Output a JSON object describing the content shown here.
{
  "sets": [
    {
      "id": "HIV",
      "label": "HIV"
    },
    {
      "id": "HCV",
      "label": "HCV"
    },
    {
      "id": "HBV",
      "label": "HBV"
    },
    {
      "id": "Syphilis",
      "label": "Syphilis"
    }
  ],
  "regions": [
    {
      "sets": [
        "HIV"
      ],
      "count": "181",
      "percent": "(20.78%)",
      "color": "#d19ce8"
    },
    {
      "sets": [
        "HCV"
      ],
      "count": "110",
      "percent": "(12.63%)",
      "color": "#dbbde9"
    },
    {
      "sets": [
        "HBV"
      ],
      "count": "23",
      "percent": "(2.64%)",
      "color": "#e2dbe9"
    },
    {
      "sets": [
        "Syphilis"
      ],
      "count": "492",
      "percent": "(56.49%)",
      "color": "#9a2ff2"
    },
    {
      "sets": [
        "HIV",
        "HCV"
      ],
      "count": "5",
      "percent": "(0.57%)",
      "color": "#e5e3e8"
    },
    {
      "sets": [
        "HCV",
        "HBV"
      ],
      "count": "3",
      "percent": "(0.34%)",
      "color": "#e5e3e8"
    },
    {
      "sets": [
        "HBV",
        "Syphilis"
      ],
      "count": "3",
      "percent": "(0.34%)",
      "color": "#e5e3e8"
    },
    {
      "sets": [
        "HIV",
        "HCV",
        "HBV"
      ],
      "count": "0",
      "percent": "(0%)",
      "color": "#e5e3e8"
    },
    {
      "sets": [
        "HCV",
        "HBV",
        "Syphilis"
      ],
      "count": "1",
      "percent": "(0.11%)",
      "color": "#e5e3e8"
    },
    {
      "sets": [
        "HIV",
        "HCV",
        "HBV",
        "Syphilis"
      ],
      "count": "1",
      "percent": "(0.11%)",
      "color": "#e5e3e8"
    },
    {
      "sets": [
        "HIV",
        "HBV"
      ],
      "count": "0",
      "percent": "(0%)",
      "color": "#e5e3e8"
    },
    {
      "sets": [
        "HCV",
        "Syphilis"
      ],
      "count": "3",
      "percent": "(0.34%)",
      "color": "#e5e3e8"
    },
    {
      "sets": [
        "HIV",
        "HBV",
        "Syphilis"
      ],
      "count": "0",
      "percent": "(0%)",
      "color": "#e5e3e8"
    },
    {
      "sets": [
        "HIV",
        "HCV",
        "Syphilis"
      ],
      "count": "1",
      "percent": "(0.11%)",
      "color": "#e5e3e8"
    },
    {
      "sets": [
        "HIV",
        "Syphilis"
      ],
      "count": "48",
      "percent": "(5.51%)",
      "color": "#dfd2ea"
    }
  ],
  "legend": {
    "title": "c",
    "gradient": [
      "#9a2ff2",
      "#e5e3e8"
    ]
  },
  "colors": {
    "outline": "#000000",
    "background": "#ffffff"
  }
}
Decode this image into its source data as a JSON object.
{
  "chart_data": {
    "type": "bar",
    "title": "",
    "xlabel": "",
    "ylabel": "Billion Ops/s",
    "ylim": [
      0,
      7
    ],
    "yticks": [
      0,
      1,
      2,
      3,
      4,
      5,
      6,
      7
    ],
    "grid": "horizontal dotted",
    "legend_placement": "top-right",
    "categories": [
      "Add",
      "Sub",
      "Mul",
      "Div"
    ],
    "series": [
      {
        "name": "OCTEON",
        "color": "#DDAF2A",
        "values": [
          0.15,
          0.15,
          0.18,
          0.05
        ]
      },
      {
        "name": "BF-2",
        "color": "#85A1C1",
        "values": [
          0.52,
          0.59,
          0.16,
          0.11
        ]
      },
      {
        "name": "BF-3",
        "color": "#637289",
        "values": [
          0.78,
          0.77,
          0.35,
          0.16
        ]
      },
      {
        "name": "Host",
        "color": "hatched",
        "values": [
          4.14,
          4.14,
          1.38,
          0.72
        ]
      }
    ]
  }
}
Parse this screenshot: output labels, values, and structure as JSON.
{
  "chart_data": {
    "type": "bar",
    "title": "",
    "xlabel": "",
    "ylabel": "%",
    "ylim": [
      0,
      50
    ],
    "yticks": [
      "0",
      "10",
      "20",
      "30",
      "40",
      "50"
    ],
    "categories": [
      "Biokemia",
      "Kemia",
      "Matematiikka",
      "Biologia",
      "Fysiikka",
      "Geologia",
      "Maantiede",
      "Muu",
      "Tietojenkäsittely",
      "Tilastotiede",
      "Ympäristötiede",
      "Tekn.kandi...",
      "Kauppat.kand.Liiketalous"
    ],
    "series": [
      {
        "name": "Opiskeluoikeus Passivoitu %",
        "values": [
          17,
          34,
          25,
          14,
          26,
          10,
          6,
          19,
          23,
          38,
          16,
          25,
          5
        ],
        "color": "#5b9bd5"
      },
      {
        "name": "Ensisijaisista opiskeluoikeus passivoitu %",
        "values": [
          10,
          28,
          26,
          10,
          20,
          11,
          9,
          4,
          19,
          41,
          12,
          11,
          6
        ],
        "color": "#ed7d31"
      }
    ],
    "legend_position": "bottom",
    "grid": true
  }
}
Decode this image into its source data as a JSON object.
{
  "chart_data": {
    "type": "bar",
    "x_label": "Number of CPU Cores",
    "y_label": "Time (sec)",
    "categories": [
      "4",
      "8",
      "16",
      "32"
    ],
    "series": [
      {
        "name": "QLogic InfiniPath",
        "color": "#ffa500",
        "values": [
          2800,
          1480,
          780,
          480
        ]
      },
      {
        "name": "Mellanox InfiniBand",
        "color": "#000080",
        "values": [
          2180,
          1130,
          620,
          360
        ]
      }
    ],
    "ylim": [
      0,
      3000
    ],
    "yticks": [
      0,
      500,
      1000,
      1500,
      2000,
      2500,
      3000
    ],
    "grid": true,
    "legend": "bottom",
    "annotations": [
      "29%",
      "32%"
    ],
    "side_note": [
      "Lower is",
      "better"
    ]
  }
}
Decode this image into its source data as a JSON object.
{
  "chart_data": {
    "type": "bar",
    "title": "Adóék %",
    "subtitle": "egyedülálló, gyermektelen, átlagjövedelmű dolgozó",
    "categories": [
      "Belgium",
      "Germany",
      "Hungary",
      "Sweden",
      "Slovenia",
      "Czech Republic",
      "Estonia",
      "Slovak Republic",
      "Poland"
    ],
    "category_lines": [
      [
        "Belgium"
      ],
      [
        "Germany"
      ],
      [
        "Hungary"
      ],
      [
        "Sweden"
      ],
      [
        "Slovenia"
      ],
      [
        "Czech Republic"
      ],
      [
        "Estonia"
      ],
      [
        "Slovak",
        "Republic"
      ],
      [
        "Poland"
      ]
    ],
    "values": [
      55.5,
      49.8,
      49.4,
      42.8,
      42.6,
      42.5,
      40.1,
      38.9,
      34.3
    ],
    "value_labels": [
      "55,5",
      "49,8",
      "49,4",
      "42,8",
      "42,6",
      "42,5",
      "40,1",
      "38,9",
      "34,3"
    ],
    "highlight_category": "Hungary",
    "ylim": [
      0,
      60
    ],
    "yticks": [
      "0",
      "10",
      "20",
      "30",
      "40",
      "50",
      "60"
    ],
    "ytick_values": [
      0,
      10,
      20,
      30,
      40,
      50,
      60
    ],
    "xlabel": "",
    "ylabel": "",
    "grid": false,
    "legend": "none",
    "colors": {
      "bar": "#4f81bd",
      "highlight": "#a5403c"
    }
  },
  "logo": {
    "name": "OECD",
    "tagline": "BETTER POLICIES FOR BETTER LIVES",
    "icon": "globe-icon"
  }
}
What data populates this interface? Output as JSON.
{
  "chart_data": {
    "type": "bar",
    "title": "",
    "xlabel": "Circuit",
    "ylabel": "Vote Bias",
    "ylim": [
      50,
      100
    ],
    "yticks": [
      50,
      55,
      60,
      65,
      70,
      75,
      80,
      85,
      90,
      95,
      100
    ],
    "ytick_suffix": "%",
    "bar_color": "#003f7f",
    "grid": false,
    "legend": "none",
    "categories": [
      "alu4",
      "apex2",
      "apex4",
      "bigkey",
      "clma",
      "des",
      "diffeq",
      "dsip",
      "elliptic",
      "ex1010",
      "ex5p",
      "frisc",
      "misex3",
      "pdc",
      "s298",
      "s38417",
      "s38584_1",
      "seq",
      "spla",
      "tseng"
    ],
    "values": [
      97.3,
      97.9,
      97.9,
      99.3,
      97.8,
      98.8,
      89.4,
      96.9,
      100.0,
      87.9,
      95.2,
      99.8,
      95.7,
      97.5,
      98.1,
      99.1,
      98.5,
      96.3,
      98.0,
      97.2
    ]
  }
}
------------------------
Find the word "name" in the data and copy out each line where it turns up.

RESULT FOR THIS EXERCISE:
        "name": "OCTEON",
        "name": "BF-2",
        "name": "BF-3",
        "name": "Host",
        "name": "Opiskeluoikeus Passivoitu %",
        "name": "Ensisijaisista opiskeluoikeus passivoitu %",
        "name": "QLogic InfiniPath",
        "name": "Mellanox InfiniBand",
    "name": "OECD",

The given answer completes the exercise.